(Records)
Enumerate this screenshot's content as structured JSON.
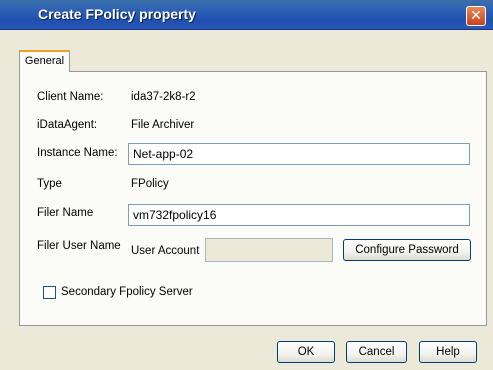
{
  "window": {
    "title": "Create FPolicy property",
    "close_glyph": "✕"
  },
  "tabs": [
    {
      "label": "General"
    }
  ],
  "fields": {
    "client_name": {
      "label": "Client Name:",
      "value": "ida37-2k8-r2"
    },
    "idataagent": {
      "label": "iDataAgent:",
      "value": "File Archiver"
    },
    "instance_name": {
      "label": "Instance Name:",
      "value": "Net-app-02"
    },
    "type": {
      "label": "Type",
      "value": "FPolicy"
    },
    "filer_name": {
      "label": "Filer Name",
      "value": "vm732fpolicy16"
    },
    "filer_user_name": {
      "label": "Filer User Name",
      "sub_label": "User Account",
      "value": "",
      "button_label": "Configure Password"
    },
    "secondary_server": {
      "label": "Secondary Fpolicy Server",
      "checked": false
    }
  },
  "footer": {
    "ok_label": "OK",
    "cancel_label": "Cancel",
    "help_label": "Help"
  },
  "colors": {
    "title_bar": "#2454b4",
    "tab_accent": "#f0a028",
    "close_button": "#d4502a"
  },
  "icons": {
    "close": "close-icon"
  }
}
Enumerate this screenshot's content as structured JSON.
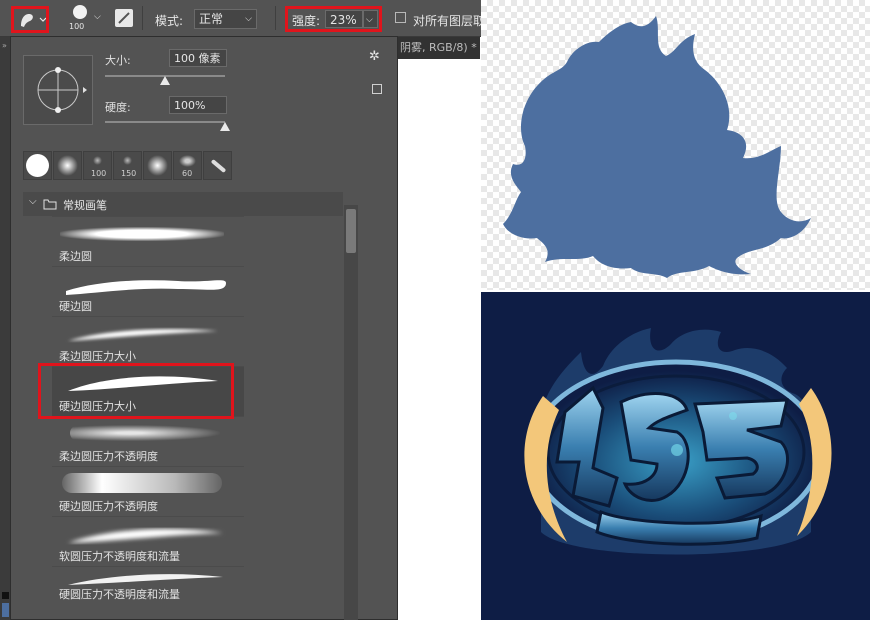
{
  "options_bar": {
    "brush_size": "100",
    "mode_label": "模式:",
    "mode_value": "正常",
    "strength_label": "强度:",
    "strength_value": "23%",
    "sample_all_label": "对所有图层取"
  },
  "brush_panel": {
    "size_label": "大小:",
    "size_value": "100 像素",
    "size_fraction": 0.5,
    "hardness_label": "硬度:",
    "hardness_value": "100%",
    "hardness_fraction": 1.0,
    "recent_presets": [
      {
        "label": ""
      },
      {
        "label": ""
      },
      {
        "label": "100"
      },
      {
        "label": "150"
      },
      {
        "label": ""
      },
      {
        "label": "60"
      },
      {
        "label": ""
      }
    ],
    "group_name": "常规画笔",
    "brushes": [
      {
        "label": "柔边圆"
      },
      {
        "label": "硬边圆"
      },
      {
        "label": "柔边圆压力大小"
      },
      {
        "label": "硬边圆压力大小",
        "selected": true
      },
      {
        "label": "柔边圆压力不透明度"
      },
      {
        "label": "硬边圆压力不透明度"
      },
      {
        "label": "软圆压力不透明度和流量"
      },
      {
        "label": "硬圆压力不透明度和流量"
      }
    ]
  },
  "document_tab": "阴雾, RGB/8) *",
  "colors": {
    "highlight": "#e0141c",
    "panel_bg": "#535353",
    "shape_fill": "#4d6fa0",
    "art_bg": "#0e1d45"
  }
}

[Problem to work on]:
Give every line above again exactly, with no pictures.

[Answer to this task]:
Enumerate this screenshot's content as structured JSON.
{
  "window": {
    "title": "Create FPolicy property",
    "close_glyph": "✕"
  },
  "tabs": [
    {
      "label": "General"
    }
  ],
  "fields": {
    "client_name": {
      "label": "Client Name:",
      "value": "ida37-2k8-r2"
    },
    "idataagent": {
      "label": "iDataAgent:",
      "value": "File Archiver"
    },
    "instance_name": {
      "label": "Instance Name:",
      "value": "Net-app-02"
    },
    "type": {
      "label": "Type",
      "value": "FPolicy"
    },
    "filer_name": {
      "label": "Filer Name",
      "value": "vm732fpolicy16"
    },
    "filer_user_name": {
      "label": "Filer User Name",
      "sub_label": "User Account",
      "value": "",
      "button_label": "Configure Password"
    },
    "secondary_server": {
      "label": "Secondary Fpolicy Server",
      "checked": false
    }
  },
  "footer": {
    "ok_label": "OK",
    "cancel_label": "Cancel",
    "help_label": "Help"
  },
  "colors": {
    "title_bar": "#2454b4",
    "tab_accent": "#f0a028",
    "close_button": "#d4502a"
  },
  "icons": {
    "close": "close-icon"
  }
}
Enumerate this screenshot's content as structured JSON.
{
  "options_bar": {
    "brush_size": "100",
    "mode_label": "模式:",
    "mode_value": "正常",
    "strength_label": "强度:",
    "strength_value": "23%",
    "sample_all_label": "对所有图层取"
  },
  "brush_panel": {
    "size_label": "大小:",
    "size_value": "100 像素",
    "size_fraction": 0.5,
    "hardness_label": "硬度:",
    "hardness_value": "100%",
    "hardness_fraction": 1.0,
    "recent_presets": [
      {
        "label": ""
      },
      {
        "label": ""
      },
      {
        "label": "100"
      },
      {
        "label": "150"
      },
      {
        "label": ""
      },
      {
        "label": "60"
      },
      {
        "label": ""
      }
    ],
    "group_name": "常规画笔",
    "brushes": [
      {
        "label": "柔边圆"
      },
      {
        "label": "硬边圆"
      },
      {
        "label": "柔边圆压力大小"
      },
      {
        "label": "硬边圆压力大小",
        "selected": true
      },
      {
        "label": "柔边圆压力不透明度"
      },
      {
        "label": "硬边圆压力不透明度"
      },
      {
        "label": "软圆压力不透明度和流量"
      },
      {
        "label": "硬圆压力不透明度和流量"
      }
    ]
  },
  "document_tab": "阴雾, RGB/8) *",
  "colors": {
    "highlight": "#e0141c",
    "panel_bg": "#535353",
    "shape_fill": "#4d6fa0",
    "art_bg": "#0e1d45"
  }
}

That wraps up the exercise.